▶ _Written request_
Leave out the pictures, then reproduce the rest of the material exactly.
.....
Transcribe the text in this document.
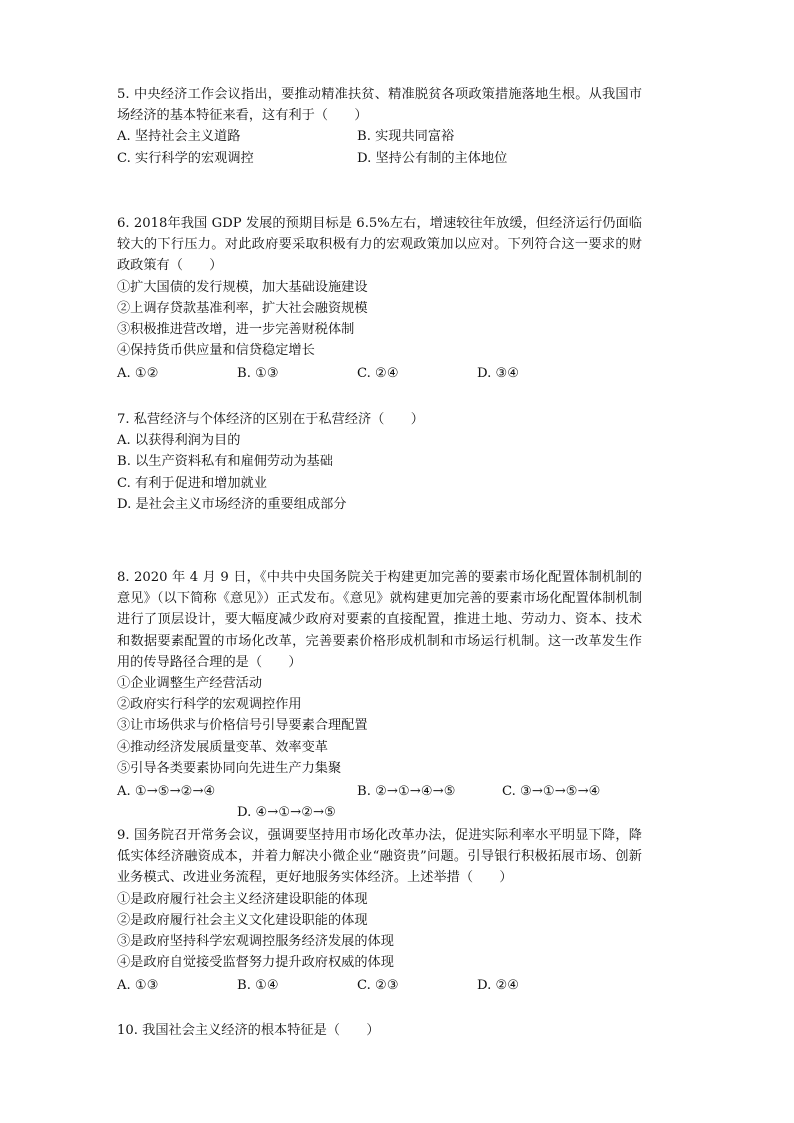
5. 中央经济工作会议指出，要推动精准扶贫、精准脱贫各项政策措施落地生根。从我国市场经济的基本特征来看，这有利于（　　）
A. 坚持社会主义道路	B. 实现共同富裕
C. 实行科学的宏观调控	D. 坚持公有制的主体地位
6. 2018年我国 GDP 发展的预期目标是 6.5%左右，增速较往年放缓，但经济运行仍面临较大的下行压力。对此政府要采取积极有力的宏观政策加以应对。下列符合这一要求的财政政策有（　　）
①扩大国债的发行规模，加大基础设施建设
②上调存贷款基准利率，扩大社会融资规模
③积极推进营改增，进一步完善财税体制
④保持货币供应量和信贷稳定增长
A. ①②	B. ①③	C. ②④	D. ③④
7. 私营经济与个体经济的区别在于私营经济（　　）
A. 以获得利润为目的
B. 以生产资料私有和雇佣劳动为基础
C. 有利于促进和增加就业
D. 是社会主义市场经济的重要组成部分
8. 2020 年 4 月 9 日，《中共中央国务院关于构建更加完善的要素市场化配置体制机制的意见》（以下简称《意见》）正式发布。《意见》就构建更加完善的要素市场化配置体制机制进行了顶层设计，要大幅度减少政府对要素的直接配置，推进土地、劳动力、资本、技术和数据要素配置的市场化改革，完善要素价格形成机制和市场运行机制。这一改革发生作用的传导路径合理的是（　　）
①企业调整生产经营活动
②政府实行科学的宏观调控作用
③让市场供求与价格信号引导要素合理配置
④推动经济发展质量变革、效率变革
⑤引导各类要素协同向先进生产力集聚
A. ①→⑤→②→④	B. ②→①→④→⑤	C. ③→①→⑤→④
D. ④→①→②→⑤
9. 国务院召开常务会议，强调要坚持用市场化改革办法，促进实际利率水平明显下降，降低实体经济融资成本，并着力解决小微企业“融资贵”问题。引导银行积极拓展市场、创新业务模式、改进业务流程，更好地服务实体经济。上述举措（　　）
①是政府履行社会主义经济建设职能的体现
②是政府履行社会主义文化建设职能的体现
③是政府坚持科学宏观调控服务经济发展的体现
④是政府自觉接受监督努力提升政府权威的体现
A. ①③	B. ①④	C. ②③	D. ②④
10. 我国社会主义经济的根本特征是（　　）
.....
▶ _Result for this exercise_
Transcribe the text in this document.
5. 中央经济工作会议指出，要推动精准扶贫、精准脱贫各项政策措施落地生根。从我国市场经济的基本特征来看，这有利于（　　）
A. 坚持社会主义道路	B. 实现共同富裕
C. 实行科学的宏观调控	D. 坚持公有制的主体地位
6. 2018年我国 GDP 发展的预期目标是 6.5%左右，增速较往年放缓，但经济运行仍面临较大的下行压力。对此政府要采取积极有力的宏观政策加以应对。下列符合这一要求的财政政策有（　　）
①扩大国债的发行规模，加大基础设施建设
②上调存贷款基准利率，扩大社会融资规模
③积极推进营改增，进一步完善财税体制
④保持货币供应量和信贷稳定增长
A. ①②	B. ①③	C. ②④	D. ③④
7. 私营经济与个体经济的区别在于私营经济（　　）
A. 以获得利润为目的
B. 以生产资料私有和雇佣劳动为基础
C. 有利于促进和增加就业
D. 是社会主义市场经济的重要组成部分
8. 2020 年 4 月 9 日，《中共中央国务院关于构建更加完善的要素市场化配置体制机制的意见》（以下简称《意见》）正式发布。《意见》就构建更加完善的要素市场化配置体制机制进行了顶层设计，要大幅度减少政府对要素的直接配置，推进土地、劳动力、资本、技术和数据要素配置的市场化改革，完善要素价格形成机制和市场运行机制。这一改革发生作用的传导路径合理的是（　　）
①企业调整生产经营活动
②政府实行科学的宏观调控作用
③让市场供求与价格信号引导要素合理配置
④推动经济发展质量变革、效率变革
⑤引导各类要素协同向先进生产力集聚
A. ①→⑤→②→④	B. ②→①→④→⑤	C. ③→①→⑤→④
D. ④→①→②→⑤
9. 国务院召开常务会议，强调要坚持用市场化改革办法，促进实际利率水平明显下降，降低实体经济融资成本，并着力解决小微企业“融资贵”问题。引导银行积极拓展市场、创新业务模式、改进业务流程，更好地服务实体经济。上述举措（　　）
①是政府履行社会主义经济建设职能的体现
②是政府履行社会主义文化建设职能的体现
③是政府坚持科学宏观调控服务经济发展的体现
④是政府自觉接受监督努力提升政府权威的体现
A. ①③	B. ①④	C. ②③	D. ②④
10. 我国社会主义经济的根本特征是（　　）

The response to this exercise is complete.